→ WHAT TO PRODUCE
Identify and reproduce every line holding the string "gelondongan".

→ SUPPLIED MATERIAL
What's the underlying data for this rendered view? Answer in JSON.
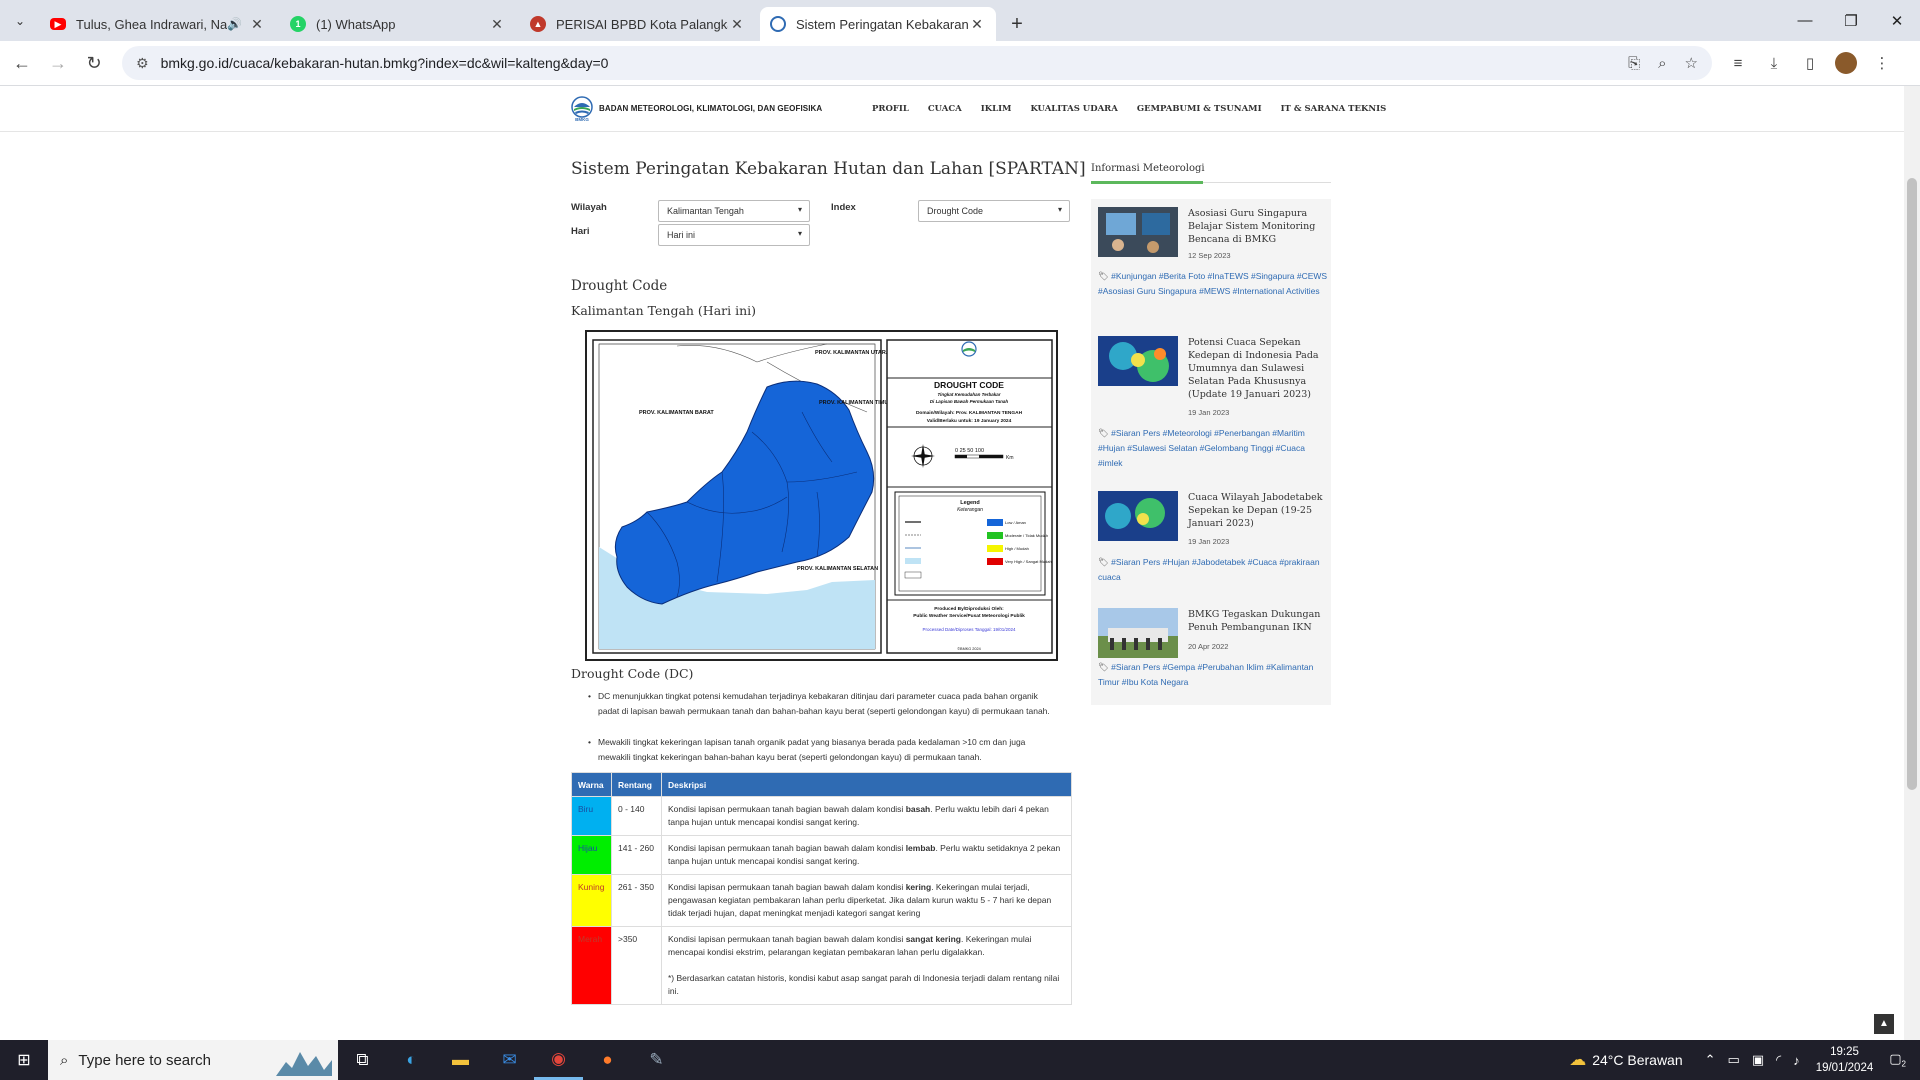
{
  "browser": {
    "tabs": [
      {
        "title": "Tulus, Ghea Indrawari, Nadi",
        "icon": "youtube-icon",
        "color": "#ff0000"
      },
      {
        "title": "(1) WhatsApp",
        "icon": "whatsapp-icon",
        "color": "#25d366"
      },
      {
        "title": "PERISAI BPBD Kota Palangka Ra",
        "icon": "perisai-icon",
        "color": "#c0392b"
      },
      {
        "title": "Sistem Peringatan Kebakaran H",
        "icon": "bmkg-icon",
        "color": "#2f6bb3"
      }
    ],
    "url": "bmkg.go.id/cuaca/kebakaran-hutan.bmkg?index=dc&wil=kalteng&day=0"
  },
  "header": {
    "brand": "BADAN METEOROLOGI, KLIMATOLOGI, DAN GEOFISIKA",
    "logo_text": "BMKG",
    "menu": [
      "PROFIL",
      "CUACA",
      "IKLIM",
      "KUALITAS UDARA",
      "GEMPABUMI & TSUNAMI",
      "IT & SARANA TEKNIS"
    ]
  },
  "main": {
    "title": "Sistem Peringatan Kebakaran Hutan dan Lahan [SPARTAN]",
    "form": {
      "wilayah_label": "Wilayah",
      "wilayah_value": "Kalimantan Tengah",
      "index_label": "Index",
      "index_value": "Drought Code",
      "hari_label": "Hari",
      "hari_value": "Hari ini"
    },
    "section_title": "Drought Code",
    "region_title": "Kalimantan Tengah (Hari ini)",
    "map": {
      "title": "DROUGHT CODE",
      "subtitle1": "Tingkat Kemudahan Terbakar",
      "subtitle2": "Di Lapisan Bawah Permukaan Tanah",
      "domain": "Domain/Wilayah: Prov. KALIMANTAN TENGAH",
      "valid": "Valid/Berlaku untuk: 19 January 2024",
      "scale": "0  25 50       100",
      "scale_unit": "Km",
      "legend_title": "Legend",
      "legend_sub": "Keterangan",
      "legend_items": [
        "Low / Aman",
        "Moderate / Tidak Mudah",
        "High / Mudah",
        "Very High / Sangat Mudah"
      ],
      "legend_colors": [
        "#1565d8",
        "#22c322",
        "#f5f500",
        "#e00000"
      ],
      "produced": "Produced By/Diproduksi Oleh:",
      "producer": "Public Weather Service/Pusat Meteorologi Publik",
      "processed": "Processed Date/Diproses Tanggal: 19/01/2024",
      "copyright": "©BMKG 2024",
      "labels": {
        "barat": "PROV. KALIMANTAN BARAT",
        "utara": "PROV. KALIMANTAN UTARA",
        "timur": "PROV. KALIMANTAN TIMUR",
        "selatan": "PROV. KALIMANTAN SELATAN"
      }
    },
    "dc_title": "Drought Code (DC)",
    "bullets": [
      "DC menunjukkan tingkat potensi kemudahan terjadinya kebakaran ditinjau dari parameter cuaca pada bahan organik padat di lapisan bawah permukaan tanah dan bahan-bahan kayu berat (seperti gelondongan kayu) di permukaan tanah.",
      "Mewakili tingkat kekeringan lapisan tanah organik padat yang biasanya berada pada kedalaman >10 cm dan juga mewakili tingkat kekeringan bahan-bahan kayu berat (seperti gelondongan kayu) di permukaan tanah."
    ],
    "table": {
      "headers": [
        "Warna",
        "Rentang",
        "Deskripsi"
      ],
      "rows": [
        {
          "warna": "Biru",
          "color": "#00b0f0",
          "text_color": "#1a4fa0",
          "rentang": "0 - 140",
          "pre": "Kondisi lapisan permukaan tanah bagian bawah dalam kondisi ",
          "bold": "basah",
          "post": ". Perlu waktu lebih dari 4 pekan tanpa hujan untuk mencapai kondisi sangat kering.",
          "note": ""
        },
        {
          "warna": "Hijau",
          "color": "#00ee00",
          "text_color": "#1a4fa0",
          "rentang": "141 - 260",
          "pre": "Kondisi lapisan permukaan tanah bagian bawah dalam kondisi ",
          "bold": "lembab",
          "post": ". Perlu waktu setidaknya 2 pekan tanpa hujan untuk mencapai kondisi sangat kering.",
          "note": ""
        },
        {
          "warna": "Kuning",
          "color": "#ffff00",
          "text_color": "#c0392b",
          "rentang": "261 - 350",
          "pre": "Kondisi lapisan permukaan tanah bagian bawah dalam kondisi ",
          "bold": "kering",
          "post": ". Kekeringan mulai terjadi, pengawasan kegiatan pembakaran lahan perlu diperketat. Jika dalam kurun waktu 5 - 7 hari ke depan tidak terjadi hujan, dapat meningkat menjadi kategori sangat kering",
          "note": ""
        },
        {
          "warna": "Merah",
          "color": "#ff0000",
          "text_color": "#c0392b",
          "rentang": ">350",
          "pre": "Kondisi lapisan permukaan tanah bagian bawah dalam kondisi ",
          "bold": "sangat kering",
          "post": ". Kekeringan mulai mencapai kondisi ekstrim, pelarangan kegiatan pembakaran lahan perlu digalakkan.",
          "note": "*) Berdasarkan catatan historis, kondisi kabut asap sangat parah di Indonesia terjadi dalam rentang nilai ini."
        }
      ]
    }
  },
  "sidebar": {
    "title": "Informasi Meteorologi",
    "news": [
      {
        "title": "Asosiasi Guru Singapura Belajar Sistem Monitoring Bencana di BMKG",
        "date": "12 Sep 2023",
        "tags": "#Kunjungan #Berita Foto #InaTEWS #Singapura #CEWS #Asosiasi Guru Singapura #MEWS #International Activities"
      },
      {
        "title": "Potensi Cuaca Sepekan Kedepan di Indonesia Pada Umumnya dan Sulawesi Selatan Pada Khususnya (Update 19 Januari 2023)",
        "date": "19 Jan 2023",
        "tags": "#Siaran Pers #Meteorologi #Penerbangan #Maritim #Hujan #Sulawesi Selatan #Gelombang Tinggi #Cuaca #imlek"
      },
      {
        "title": "Cuaca Wilayah Jabodetabek Sepekan ke Depan (19-25 Januari 2023)",
        "date": "19 Jan 2023",
        "tags": "#Siaran Pers #Hujan #Jabodetabek #Cuaca #prakiraan cuaca"
      },
      {
        "title": "BMKG Tegaskan Dukungan Penuh Pembangunan IKN",
        "date": "20 Apr 2022",
        "tags": "#Siaran Pers #Gempa #Perubahan Iklim #Kalimantan Timur #Ibu Kota Negara"
      }
    ]
  },
  "taskbar": {
    "search_placeholder": "Type here to search",
    "weather": "24°C  Berawan",
    "time": "19:25",
    "date": "19/01/2024",
    "notif_count": "2"
  }
}
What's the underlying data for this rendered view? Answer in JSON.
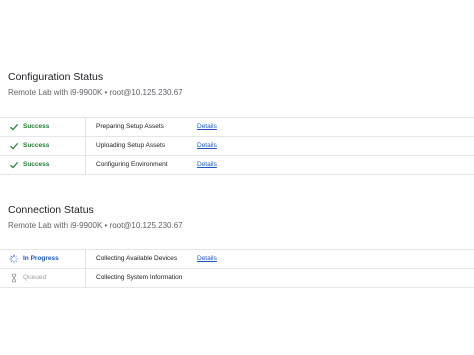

→ FINISHED ANSWER
      "DC menunjukkan tingkat potensi kemudahan terjadinya kebakaran ditinjau dari parameter cuaca pada bahan organik padat di lapisan bawah permukaan tanah dan bahan-bahan kayu berat (seperti gelondongan kayu) di permukaan tanah.",
      "Mewakili tingkat kekeringan lapisan tanah organik padat yang biasanya berada pada kedalaman >10 cm dan juga mewakili tingkat kekeringan bahan-bahan kayu berat (seperti gelondongan kayu) di permukaan tanah."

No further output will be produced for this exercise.